The palm kernel cake is left-over as a by-product after the oil extraction process of the palm oil industry and contains a large number of non-starch polysaccharides with mannan (78%) as the major component (Dusterhoft et al. Citation1992; Keng et al. Citation2009). Therefore, it can serve as a readily available and low-cost substrate for commercial exploitation for mannanase production. The average cost of PKC has been estimated to be about 0.093/kg in 2015 (MPOB, Citation2015; Azman et al. Citation2016). Abdeshanian et al. (Citation2010) and Soni et al. (Citation2015) used PKC as a solid substrate in SSF for production of β-mannanase using mesophilic fungi Aspergillus sp. & A. terreus, respectively. Sanghvi et al. (Citation2010) used another agricultural waste, wheat straw for production of thermostable xylanase using Trichoderma harzianum.
Thermophilic fungi are known to be excellent source of thermostable enzymes. However, only a few thermostable β-mannanases have been characterised from these (Puchart et al. Citation2004; Yang et al. Citation2015). Keeping this point in mind we evaluated a thermophilic fungus, M. cinnamomea NFCCI 3724 for optimised production of β-mannanase on PKC using the response surface methodology approach.
Environmental factors such as temperature, moisture content of the substrate and carbon supplements significantly affect SSF process, which in turn influences the product yield (Mohamad et al. Citation2011; Sadaf and Khare Citation2014; Soni et al. Citation2016). RSM is the collection of statistical techniques for experiment design, model development, evaluation factors and optimum conditions search (Neter et al. Citation1996). To enhance the production of β-mannanase by thermophilic M. cinnamomea NFCCI 3724 rotatable central composite design (RCCD) and experimental factorial design can be employed to optimise the medium conditions for enzyme production and perform a limited number of experiments.
_ _ _ _ _
### Assigned task:
Carry on the passage about producing β-mannanase from palm kernel cake, picking up after its final sentence. You don't need the listing after this note.

### Supplied records:
_ _ _ _ _
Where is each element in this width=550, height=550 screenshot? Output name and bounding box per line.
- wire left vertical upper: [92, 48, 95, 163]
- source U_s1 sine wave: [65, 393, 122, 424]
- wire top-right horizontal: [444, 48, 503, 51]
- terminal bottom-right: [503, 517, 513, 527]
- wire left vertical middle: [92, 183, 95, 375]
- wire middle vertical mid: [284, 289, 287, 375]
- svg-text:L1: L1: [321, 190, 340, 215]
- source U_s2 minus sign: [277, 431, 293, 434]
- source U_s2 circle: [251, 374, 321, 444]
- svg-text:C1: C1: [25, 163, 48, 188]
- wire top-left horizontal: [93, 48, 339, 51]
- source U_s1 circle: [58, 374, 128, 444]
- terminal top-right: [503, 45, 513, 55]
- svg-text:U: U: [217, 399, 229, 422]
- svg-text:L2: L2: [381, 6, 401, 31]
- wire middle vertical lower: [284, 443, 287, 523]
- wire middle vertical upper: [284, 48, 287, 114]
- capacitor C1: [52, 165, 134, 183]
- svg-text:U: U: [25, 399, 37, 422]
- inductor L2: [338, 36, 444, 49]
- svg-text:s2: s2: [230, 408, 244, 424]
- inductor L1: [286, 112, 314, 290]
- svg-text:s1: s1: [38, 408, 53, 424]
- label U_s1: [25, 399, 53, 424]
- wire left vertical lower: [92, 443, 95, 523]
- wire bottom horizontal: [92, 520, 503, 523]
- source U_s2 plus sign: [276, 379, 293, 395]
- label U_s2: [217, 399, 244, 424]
_ _ _ _ _
### Output for this task:
Optimisation of β-mannanase production using copra meal as a solid substrate through RSM approach was successfully demonstrated by Ahirwar et al. (Citation2016). To our knowledge, no data on β-mannanase production by thermophilic M. cinnamomea using PKC as the solid substrate in SSF is reported. In this work, statistical experimental design produced by RCCD was applied to study the combined effect of three important independent variables namely, pH, moisture and carbon supplement on β-mannanase production by M. cinnamomea NFCCI 3724. Mannose-free manno-oligosaccharides (MOS) are desirable as prebiotics in nutraceutical industries. Recently, Chauhan et al. (Citation2014) and Dhawan et al. (Citation2015) have demonstrated the role of MOS as prebiotic in supporting growth of probiotics (Lactobacillus and Bifidobacterium) and inhibiting the growth of pathogen (Salmonella enterica). The focus of this study is the optimised production of β-mannanase on a solid substrate (PKC), a by-product of palm oil industry, and enzymatic hydrolysis of mannan (locust bean gum and konjac gum) for the generation of MOS.
Materials and methods
Chemicals
Mannobiose (M2), mannotriose (M3) and mannotetraose (M4) were purchased from Megazyme (Bray, Ireland). Locust bean gum (LBG), solka floc, glucose, mannose, guar gum, p-nitrophenyl-substrates, p-nitrophenol and other chemicals were procured from Sigma-Aldrich, USA. Yeast extract, peptone, urea and ammonium sulphate were procured from Hi-Media, India. The palm kernel cake was purchased from M/s Meh Impex, Chennai, India. Food grade konjac gum (glucomannan) was obtained from New Foods, Illinois, USA. Fenugreek seed meal (seed meal of Trigonella foenum-graecum), wheat bran and wheat straw were purchased from local market.
Fungal strain
The fungus Malbranchea cinnamomea was isolated from district Sagar, Madhya Pradesh, India, during a survey of thermophilic fungi from litter in the year 2013. It was identified on the basis of colony morphologies and structural characteristics as observed under the light and scanning electron microscopy and deposited with National culture collection of India, Pune, with accession number 3724. The fungal characteristics were described and identified based on the description given by Cooney and Emerson (Citation1964). It was maintained on yeast extract phosphate-soluble starch agar (YpSs) slants at 4ºC and sub-cultured after every 30 days.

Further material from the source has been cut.